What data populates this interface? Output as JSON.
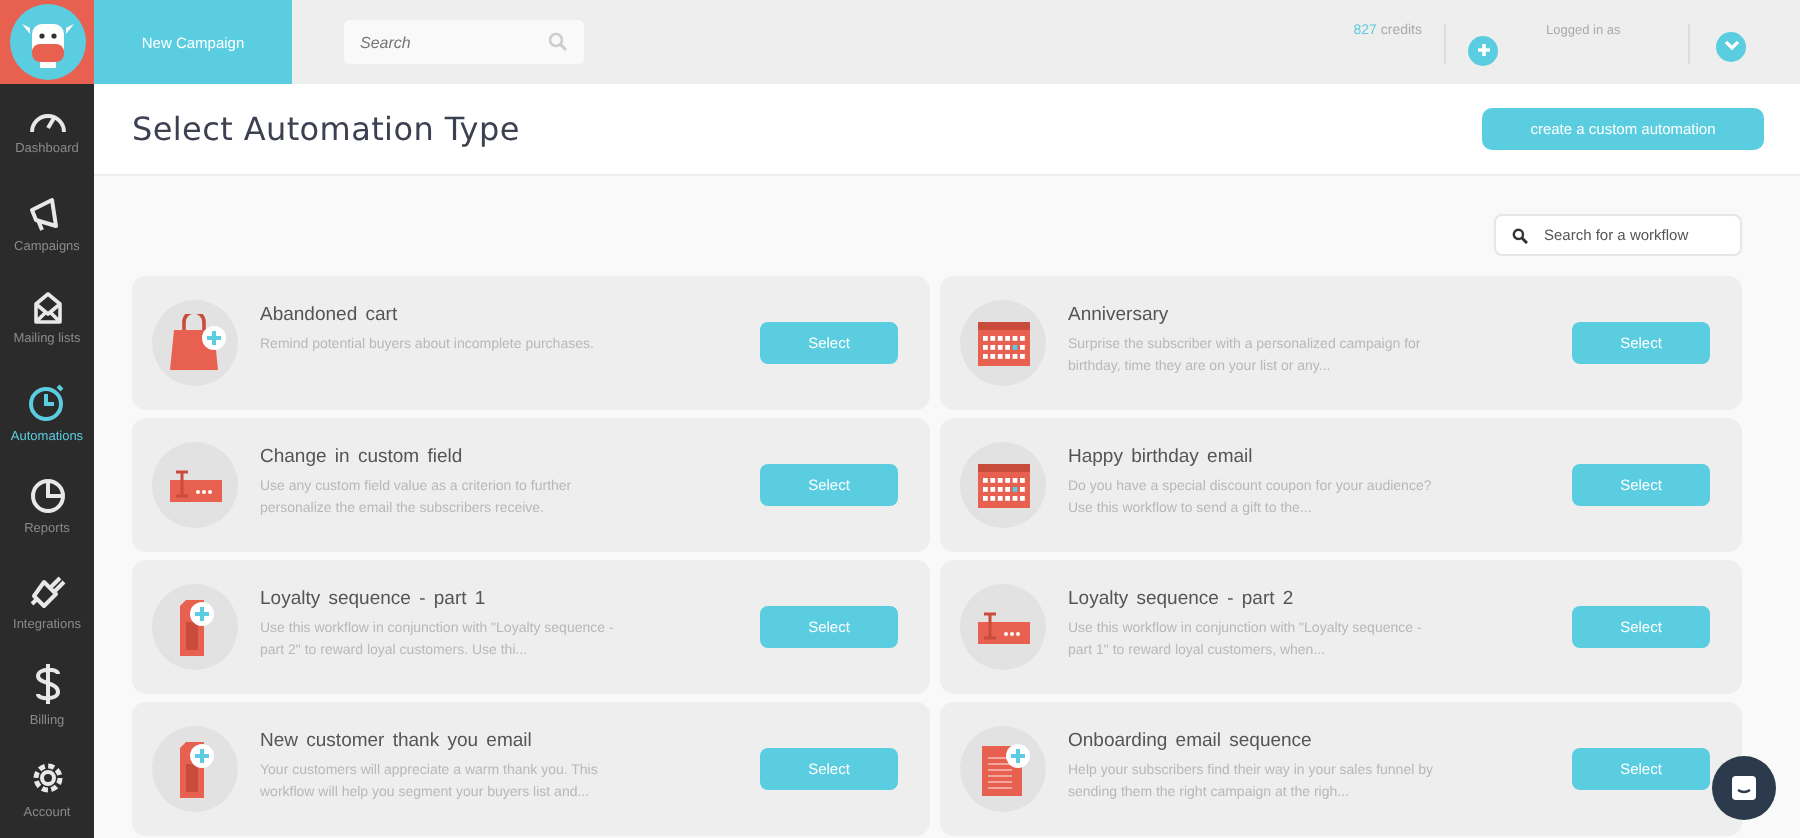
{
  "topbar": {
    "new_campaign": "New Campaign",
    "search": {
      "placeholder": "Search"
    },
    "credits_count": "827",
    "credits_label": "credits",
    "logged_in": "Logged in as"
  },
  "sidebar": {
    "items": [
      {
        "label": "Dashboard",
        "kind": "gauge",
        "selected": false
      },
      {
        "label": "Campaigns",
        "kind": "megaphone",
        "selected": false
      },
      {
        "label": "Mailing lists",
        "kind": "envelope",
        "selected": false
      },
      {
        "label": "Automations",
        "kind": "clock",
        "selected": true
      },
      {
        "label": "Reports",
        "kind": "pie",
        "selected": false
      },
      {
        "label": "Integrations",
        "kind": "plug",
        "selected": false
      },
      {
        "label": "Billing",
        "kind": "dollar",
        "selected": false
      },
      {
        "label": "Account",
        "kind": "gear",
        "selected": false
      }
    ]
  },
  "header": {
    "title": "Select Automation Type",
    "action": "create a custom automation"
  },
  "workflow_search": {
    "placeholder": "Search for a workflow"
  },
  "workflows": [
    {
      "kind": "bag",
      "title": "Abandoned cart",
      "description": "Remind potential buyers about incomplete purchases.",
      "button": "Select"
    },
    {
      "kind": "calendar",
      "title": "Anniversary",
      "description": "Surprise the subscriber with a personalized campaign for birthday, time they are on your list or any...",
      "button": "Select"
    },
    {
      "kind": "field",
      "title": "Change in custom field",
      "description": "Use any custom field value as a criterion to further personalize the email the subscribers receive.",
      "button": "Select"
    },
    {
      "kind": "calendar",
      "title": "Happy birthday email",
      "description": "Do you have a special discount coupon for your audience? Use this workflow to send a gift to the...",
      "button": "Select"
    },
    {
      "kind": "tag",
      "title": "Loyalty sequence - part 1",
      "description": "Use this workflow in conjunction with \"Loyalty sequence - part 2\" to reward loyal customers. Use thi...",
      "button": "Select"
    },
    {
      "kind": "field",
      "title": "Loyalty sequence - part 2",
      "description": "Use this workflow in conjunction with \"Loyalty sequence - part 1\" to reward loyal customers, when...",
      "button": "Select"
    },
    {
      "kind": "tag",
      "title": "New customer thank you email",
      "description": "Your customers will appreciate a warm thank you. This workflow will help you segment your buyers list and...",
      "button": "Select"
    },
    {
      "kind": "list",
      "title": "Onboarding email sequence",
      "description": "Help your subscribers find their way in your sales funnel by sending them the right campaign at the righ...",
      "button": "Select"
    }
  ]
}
□ □ □
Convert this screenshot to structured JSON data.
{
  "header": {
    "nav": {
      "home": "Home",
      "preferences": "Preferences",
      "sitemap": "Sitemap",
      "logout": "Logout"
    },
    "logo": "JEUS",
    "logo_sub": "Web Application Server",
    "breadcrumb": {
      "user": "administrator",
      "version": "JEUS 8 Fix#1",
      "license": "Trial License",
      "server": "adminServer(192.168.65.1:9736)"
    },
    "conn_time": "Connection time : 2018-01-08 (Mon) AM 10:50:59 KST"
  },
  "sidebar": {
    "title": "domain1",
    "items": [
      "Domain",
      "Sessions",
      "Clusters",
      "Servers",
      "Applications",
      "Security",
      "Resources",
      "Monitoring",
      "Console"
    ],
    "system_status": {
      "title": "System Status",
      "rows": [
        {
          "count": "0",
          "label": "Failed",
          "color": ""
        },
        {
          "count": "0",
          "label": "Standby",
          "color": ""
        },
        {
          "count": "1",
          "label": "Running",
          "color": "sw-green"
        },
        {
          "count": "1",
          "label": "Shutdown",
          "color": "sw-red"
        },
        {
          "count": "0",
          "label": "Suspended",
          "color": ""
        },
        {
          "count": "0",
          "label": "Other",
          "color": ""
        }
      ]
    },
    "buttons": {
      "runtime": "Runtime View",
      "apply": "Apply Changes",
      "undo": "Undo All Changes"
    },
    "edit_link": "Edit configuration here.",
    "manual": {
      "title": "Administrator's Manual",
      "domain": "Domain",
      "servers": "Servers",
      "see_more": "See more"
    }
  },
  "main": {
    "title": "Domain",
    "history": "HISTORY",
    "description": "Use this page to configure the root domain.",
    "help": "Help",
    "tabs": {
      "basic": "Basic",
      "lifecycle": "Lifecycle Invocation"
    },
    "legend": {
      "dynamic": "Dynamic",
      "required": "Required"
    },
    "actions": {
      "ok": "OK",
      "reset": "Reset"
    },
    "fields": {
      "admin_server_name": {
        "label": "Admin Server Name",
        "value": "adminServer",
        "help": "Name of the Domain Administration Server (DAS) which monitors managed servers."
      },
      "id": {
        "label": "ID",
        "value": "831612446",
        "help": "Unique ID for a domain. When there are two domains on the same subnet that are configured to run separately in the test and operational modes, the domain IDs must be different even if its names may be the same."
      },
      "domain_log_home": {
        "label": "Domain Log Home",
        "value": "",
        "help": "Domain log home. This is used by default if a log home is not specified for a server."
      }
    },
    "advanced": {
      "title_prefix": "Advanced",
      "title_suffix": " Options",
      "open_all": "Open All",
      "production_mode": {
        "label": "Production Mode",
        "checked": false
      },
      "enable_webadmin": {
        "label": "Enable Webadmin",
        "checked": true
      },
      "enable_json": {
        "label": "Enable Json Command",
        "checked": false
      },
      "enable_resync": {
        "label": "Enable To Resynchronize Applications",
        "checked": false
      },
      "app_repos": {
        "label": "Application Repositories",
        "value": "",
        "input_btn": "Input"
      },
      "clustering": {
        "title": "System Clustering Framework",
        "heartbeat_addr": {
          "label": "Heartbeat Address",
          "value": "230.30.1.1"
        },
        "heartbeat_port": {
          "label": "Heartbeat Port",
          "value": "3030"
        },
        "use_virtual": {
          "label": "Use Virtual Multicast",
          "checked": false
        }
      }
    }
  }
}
□ □ □
_STATED EXERCISE_.
Pick each line holding the word "conjunction" out of the data and copy it.

_ANSWER TO THIS PROBLEM_.
      "description": "Use this workflow in conjunction with \"Loyalty sequence - part 2\" to reward loyal customers. Use thi...",
      "description": "Use this workflow in conjunction with \"Loyalty sequence - part 1\" to reward loyal customers, when...",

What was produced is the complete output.